_DATA TO PROCESS_

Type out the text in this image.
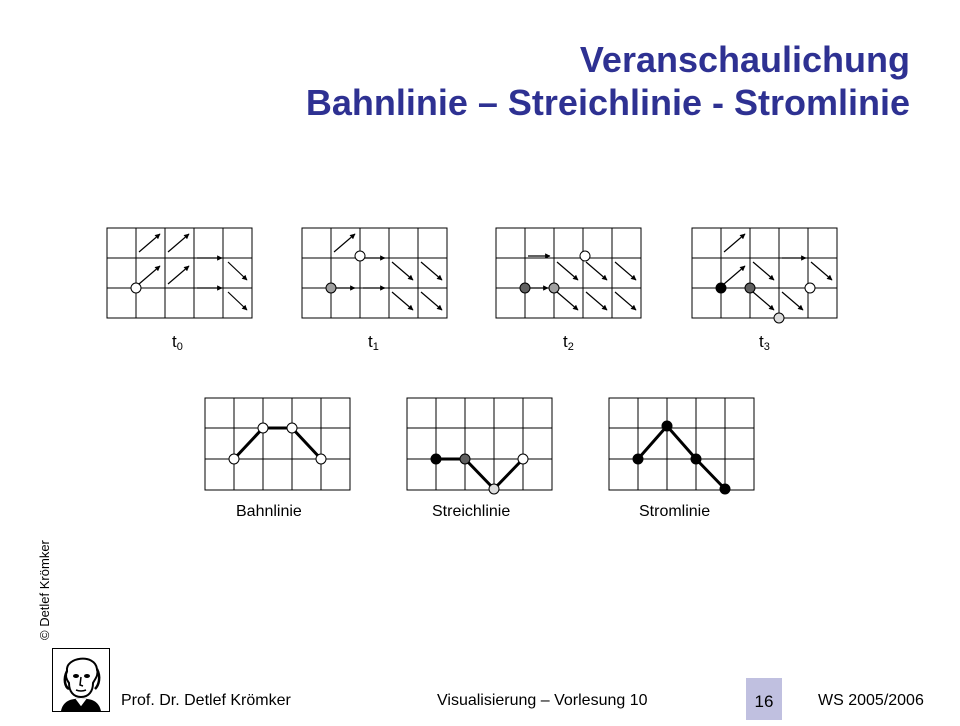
Veranschaulichung
Bahnlinie – Streichlinie - Stromlinie
t0	t1	t2	t3
Bahnlinie	Streichlinie	Stromlinie
© Detlef Krömker
Prof. Dr. Detlef Krömker	Visualisierung – Vorlesung 10	WS 2005/2006
16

_WORK TO COMPLETE_
Report how many lines hold the string "Krömker", giving the number and nothing else.

_FINISHED EXERCISE_
2